╭─ Input material
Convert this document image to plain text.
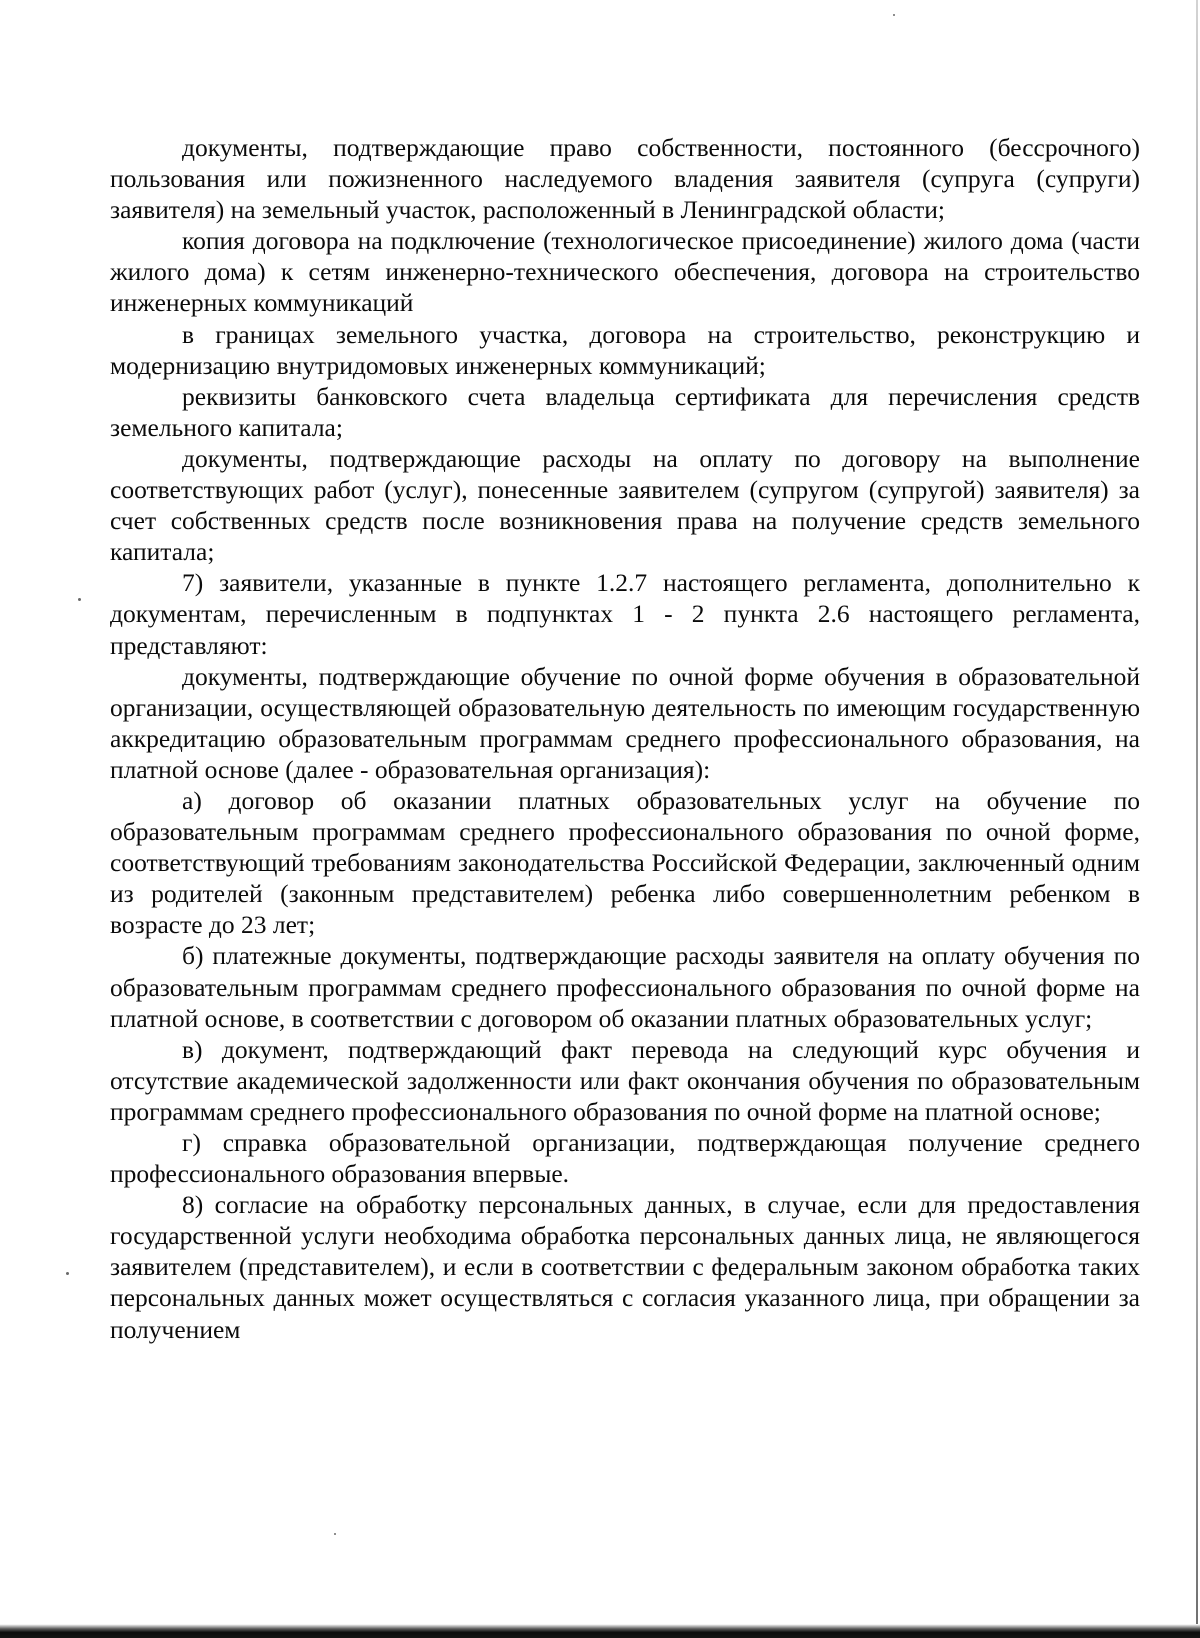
документы, подтверждающие право собственности, постоянного (бессрочного) пользования или пожизненного наследуемого владения заявителя (супруга (супруги) заявителя) на земельный участок, расположенный в Ленинградской области;

копия договора на подключение (технологическое присоединение) жилого дома (части жилого дома) к сетям инженерно-технического обеспечения, договора на строительство инженерных коммуникаций

в границах земельного участка, договора на строительство, реконструкцию и модернизацию внутридомовых инженерных коммуникаций;

реквизиты банковского счета владельца сертификата для перечисления средств земельного капитала;

документы, подтверждающие расходы на оплату по договору на выполнение соответствующих работ (услуг), понесенные заявителем (супругом (супругой) заявителя) за счет собственных средств после возникновения права на получение средств земельного капитала;

7) заявители, указанные в пункте 1.2.7 настоящего регламента, дополнительно к документам, перечисленным в подпунктах 1 - 2 пункта 2.6 настоящего регламента, представляют:

документы, подтверждающие обучение по очной форме обучения в образовательной организации, осуществляющей образовательную деятельность по имеющим государственную аккредитацию образовательным программам среднего профессионального образования, на платной основе (далее - образовательная организация):

а) договор об оказании платных образовательных услуг на обучение по образовательным программам среднего профессионального образования по очной форме, соответствующий требованиям законодательства Российской Федерации, заключенный одним из родителей (законным представителем) ребенка либо совершеннолетним ребенком в возрасте до 23 лет;

б) платежные документы, подтверждающие расходы заявителя на оплату обучения по образовательным программам среднего профессионального образования по очной форме на платной основе, в соответствии с договором об оказании платных образовательных услуг;

в) документ, подтверждающий факт перевода на следующий курс обучения и отсутствие академической задолженности или факт окончания обучения по образовательным программам среднего профессионального образования по очной форме на платной основе;

г) справка образовательной организации, подтверждающая получение среднего профессионального образования впервые.

8) согласие на обработку персональных данных, в случае, если для предоставления государственной услуги необходима обработка персональных данных лица, не являющегося заявителем (представителем), и если в соответствии с федеральным законом обработка таких персональных данных может осуществляться с согласия указанного лица, при обращении за получением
╰─
From the listing, copy every line where the string "организации" appears.

Worked solution>
документы, подтверждающие обучение по очной форме обучения в образовательной организации, осуществляющей образовательную деятельность по имеющим государственную аккредитацию образовательным программам среднего профессионального образования, на платной основе (далее - образовательная организация):
г) справка образовательной организации, подтверждающая получение среднего профессионального образования впервые.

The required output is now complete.